--- START OF MATERIAL SHOWN ---

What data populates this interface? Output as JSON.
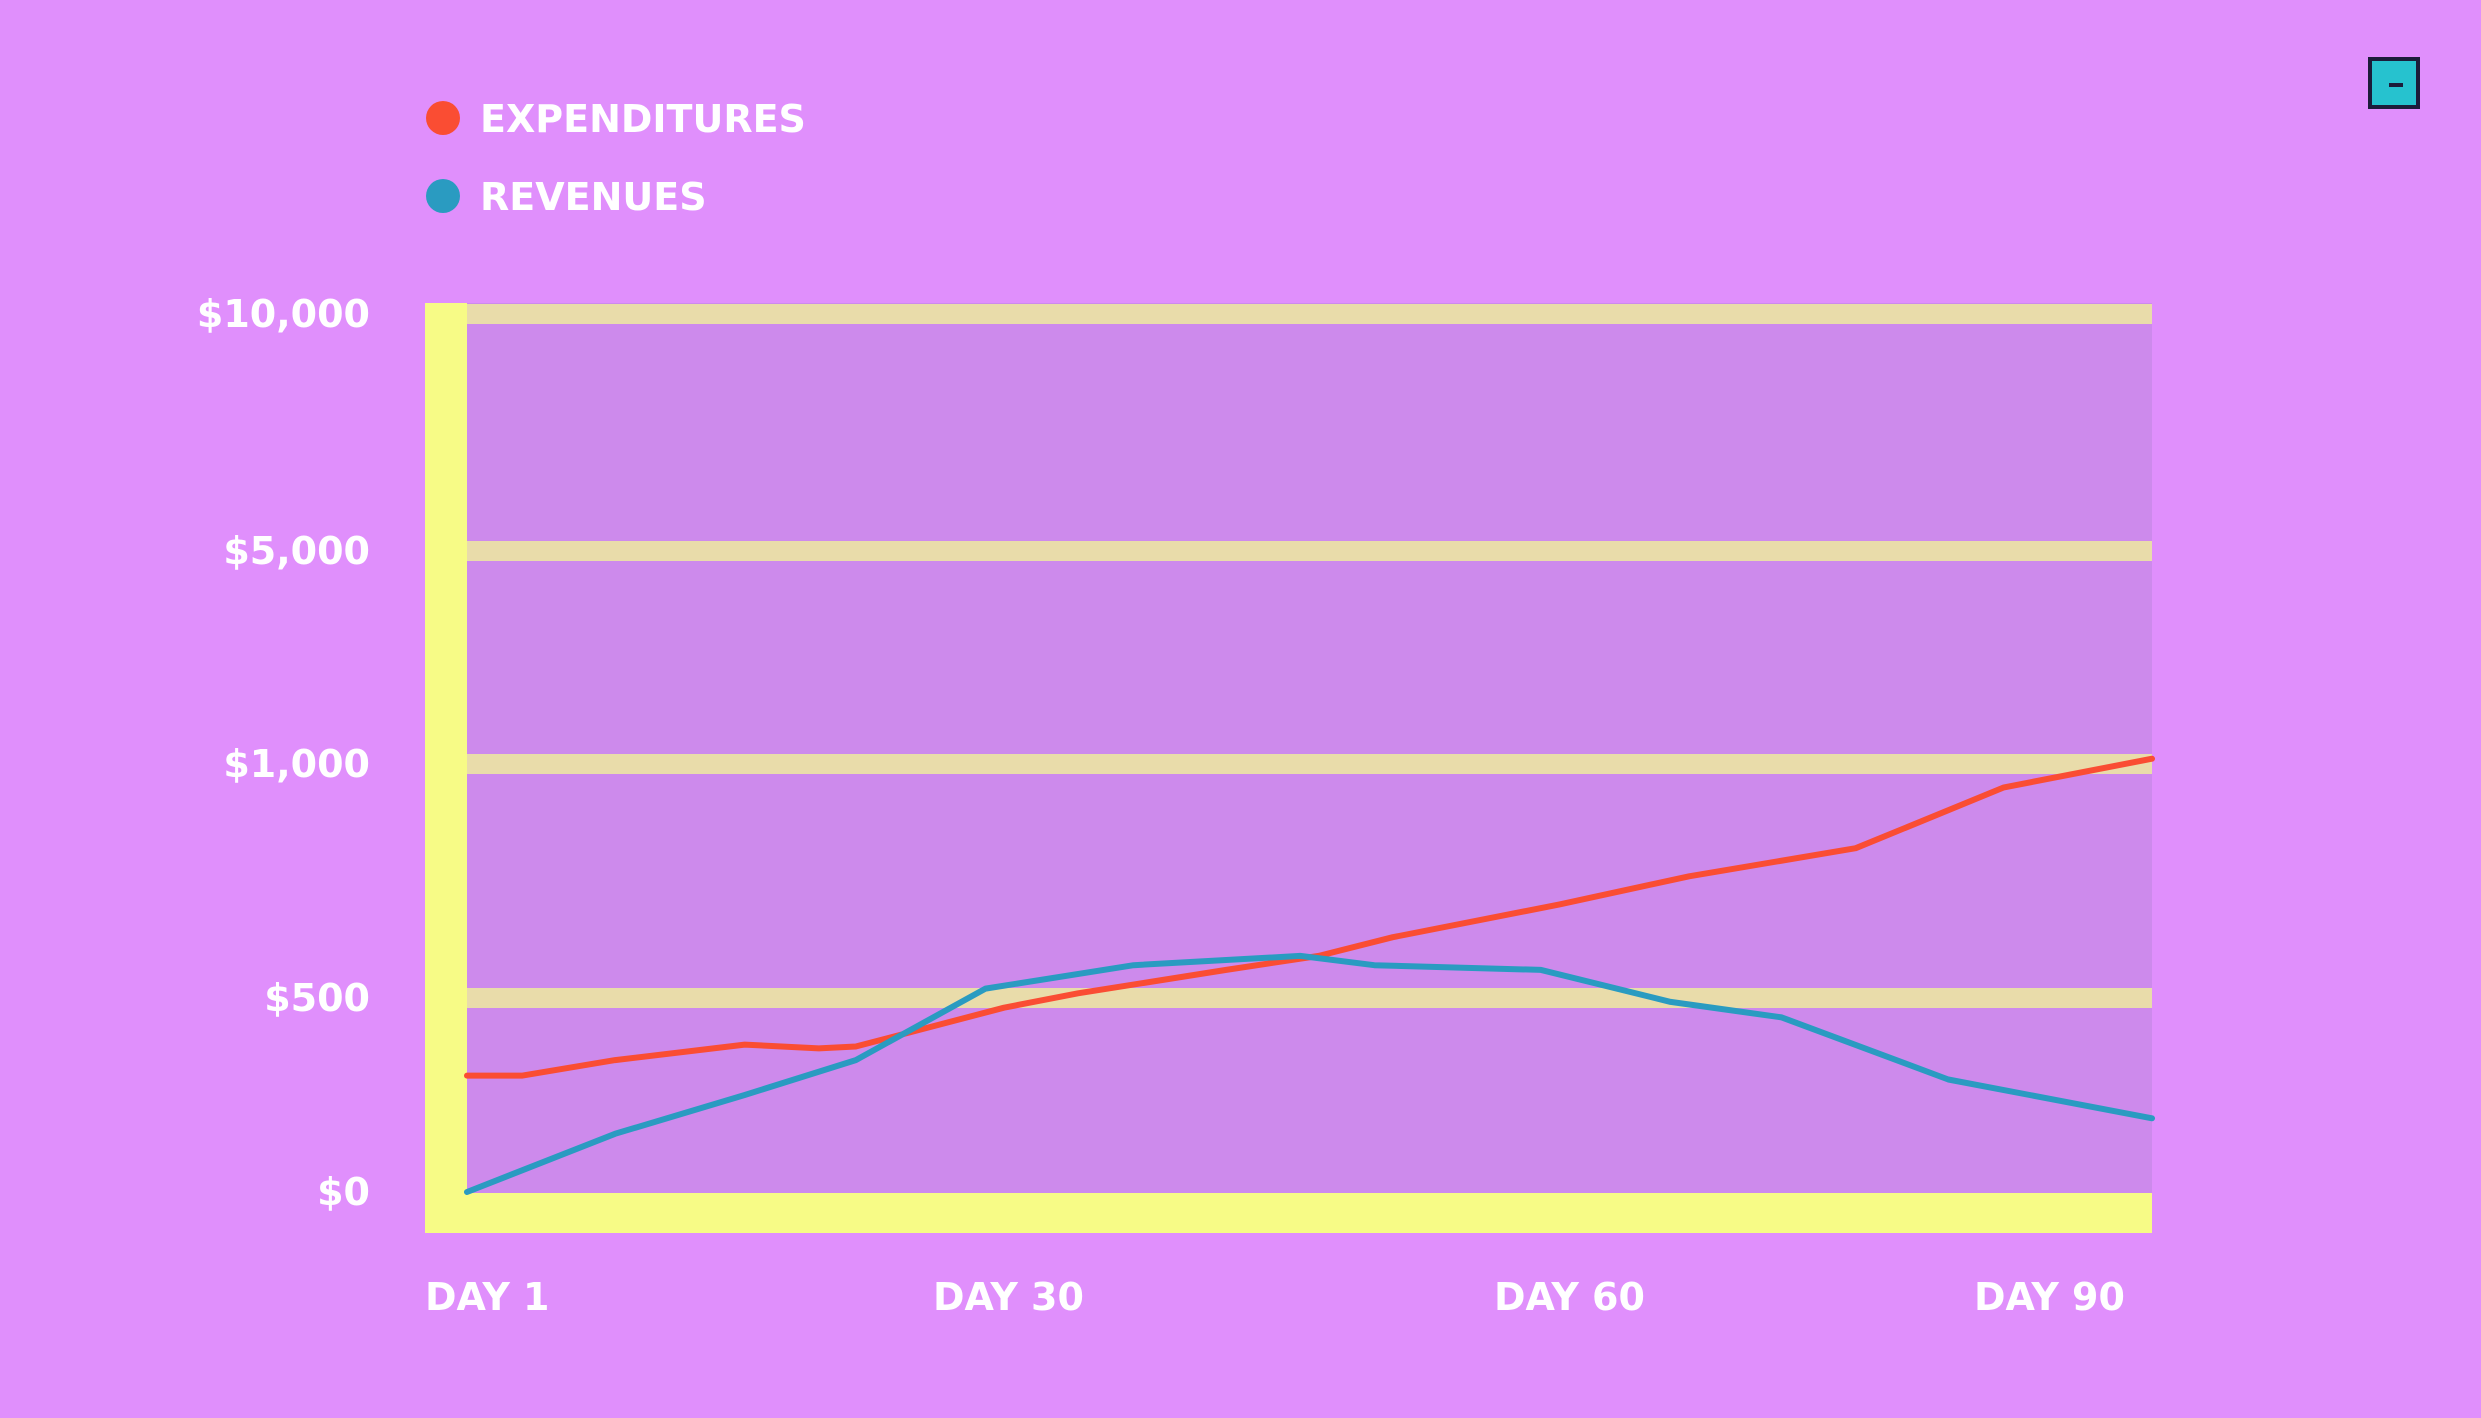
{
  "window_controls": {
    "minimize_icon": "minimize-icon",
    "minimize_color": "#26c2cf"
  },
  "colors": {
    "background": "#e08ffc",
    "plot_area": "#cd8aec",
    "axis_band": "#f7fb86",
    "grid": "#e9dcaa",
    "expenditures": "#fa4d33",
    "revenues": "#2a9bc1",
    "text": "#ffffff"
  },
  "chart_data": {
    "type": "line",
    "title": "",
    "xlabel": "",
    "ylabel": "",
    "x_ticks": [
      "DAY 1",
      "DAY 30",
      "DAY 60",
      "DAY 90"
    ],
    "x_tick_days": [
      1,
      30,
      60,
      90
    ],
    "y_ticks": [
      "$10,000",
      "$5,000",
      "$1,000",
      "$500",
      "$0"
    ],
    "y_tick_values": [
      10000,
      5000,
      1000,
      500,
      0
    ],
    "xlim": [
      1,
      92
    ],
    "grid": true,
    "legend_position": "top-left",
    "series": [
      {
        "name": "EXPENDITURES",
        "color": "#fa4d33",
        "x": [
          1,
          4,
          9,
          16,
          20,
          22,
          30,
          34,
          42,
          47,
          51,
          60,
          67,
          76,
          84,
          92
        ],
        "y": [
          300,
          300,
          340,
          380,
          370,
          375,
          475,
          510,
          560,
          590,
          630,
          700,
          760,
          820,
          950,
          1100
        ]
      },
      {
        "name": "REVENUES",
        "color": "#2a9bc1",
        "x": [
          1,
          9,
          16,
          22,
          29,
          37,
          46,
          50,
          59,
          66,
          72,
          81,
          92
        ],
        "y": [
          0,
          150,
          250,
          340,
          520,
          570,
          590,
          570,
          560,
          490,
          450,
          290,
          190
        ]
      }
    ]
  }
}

--- END OF MATERIAL SHOWN ---

TO BE DONE:
Except for the pictures, print the data above exactly.

TASK RESULT:
What data populates this interface? Output as JSON.
{
  "window_controls": {
    "minimize_icon": "minimize-icon",
    "minimize_color": "#26c2cf"
  },
  "colors": {
    "background": "#e08ffc",
    "plot_area": "#cd8aec",
    "axis_band": "#f7fb86",
    "grid": "#e9dcaa",
    "expenditures": "#fa4d33",
    "revenues": "#2a9bc1",
    "text": "#ffffff"
  },
  "chart_data": {
    "type": "line",
    "title": "",
    "xlabel": "",
    "ylabel": "",
    "x_ticks": [
      "DAY 1",
      "DAY 30",
      "DAY 60",
      "DAY 90"
    ],
    "x_tick_days": [
      1,
      30,
      60,
      90
    ],
    "y_ticks": [
      "$10,000",
      "$5,000",
      "$1,000",
      "$500",
      "$0"
    ],
    "y_tick_values": [
      10000,
      5000,
      1000,
      500,
      0
    ],
    "xlim": [
      1,
      92
    ],
    "grid": true,
    "legend_position": "top-left",
    "series": [
      {
        "name": "EXPENDITURES",
        "color": "#fa4d33",
        "x": [
          1,
          4,
          9,
          16,
          20,
          22,
          30,
          34,
          42,
          47,
          51,
          60,
          67,
          76,
          84,
          92
        ],
        "y": [
          300,
          300,
          340,
          380,
          370,
          375,
          475,
          510,
          560,
          590,
          630,
          700,
          760,
          820,
          950,
          1100
        ]
      },
      {
        "name": "REVENUES",
        "color": "#2a9bc1",
        "x": [
          1,
          9,
          16,
          22,
          29,
          37,
          46,
          50,
          59,
          66,
          72,
          81,
          92
        ],
        "y": [
          0,
          150,
          250,
          340,
          520,
          570,
          590,
          570,
          560,
          490,
          450,
          290,
          190
        ]
      }
    ]
  }
}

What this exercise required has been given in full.